Stored rows:
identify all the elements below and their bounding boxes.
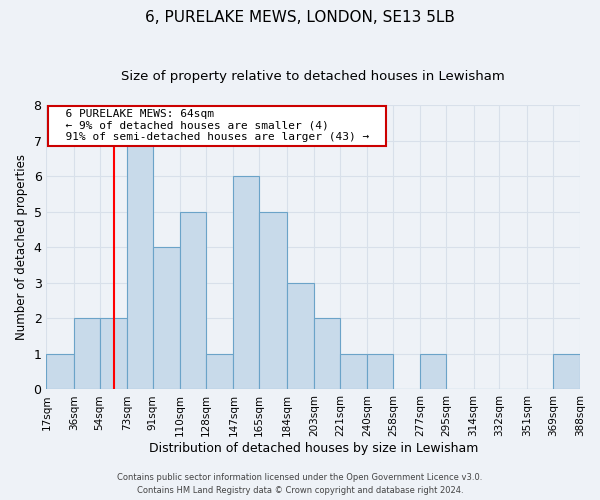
Bar	[314, 318, 340, 390]
Bar	[153, 247, 180, 390]
Bar	[180, 212, 206, 390]
Bar	[46, 354, 74, 390]
Bar	[340, 354, 367, 390]
Bar	[127, 140, 153, 390]
Text: 6 PURELAKE MEWS: 64sqm  
  ← 9% of detached houses are smaller (4)  
  91% of se: 6 PURELAKE MEWS: 64sqm ← 9% of detached …	[52, 110, 383, 142]
Bar	[259, 212, 287, 390]
Bar	[367, 354, 393, 390]
Text: 6, PURELAKE MEWS, LONDON, SE13 5LB: 6, PURELAKE MEWS, LONDON, SE13 5LB	[145, 10, 455, 25]
Y-axis label: Number of detached properties: Number of detached properties	[15, 154, 28, 340]
Text: Contains HM Land Registry data © Crown copyright and database right 2024.: Contains HM Land Registry data © Crown c…	[137, 486, 463, 495]
Bar	[233, 176, 259, 390]
Bar	[100, 318, 127, 390]
X-axis label: Distribution of detached houses by size in Lewisham: Distribution of detached houses by size …	[149, 442, 478, 455]
Bar	[421, 354, 446, 390]
Bar	[553, 354, 580, 390]
Bar	[206, 354, 233, 390]
Title: Size of property relative to detached houses in Lewisham: Size of property relative to detached ho…	[121, 70, 505, 83]
Bar	[287, 283, 314, 390]
Text: Contains public sector information licensed under the Open Government Licence v3: Contains public sector information licen…	[118, 474, 482, 482]
Bar	[74, 318, 100, 390]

Work to do:
Reproduce the lines of the records starting with the line containing "318, 340, 390]" and going on through the line containing "Y-axis label: Number", renaming "Bar" to "Column" throughout and leaving everything else unchanged.

Response below:
Column	[314, 318, 340, 390]
Column	[153, 247, 180, 390]
Column	[180, 212, 206, 390]
Column	[46, 354, 74, 390]
Column	[340, 354, 367, 390]
Column	[127, 140, 153, 390]
Text: 6 PURELAKE MEWS: 64sqm  
  ← 9% of detached houses are smaller (4)  
  91% of se: 6 PURELAKE MEWS: 64sqm ← 9% of detached …	[52, 110, 383, 142]
Column	[259, 212, 287, 390]
Column	[367, 354, 393, 390]
Text: 6, PURELAKE MEWS, LONDON, SE13 5LB: 6, PURELAKE MEWS, LONDON, SE13 5LB	[145, 10, 455, 25]
Y-axis label: Number of detached properties: Number of detached properties	[15, 154, 28, 340]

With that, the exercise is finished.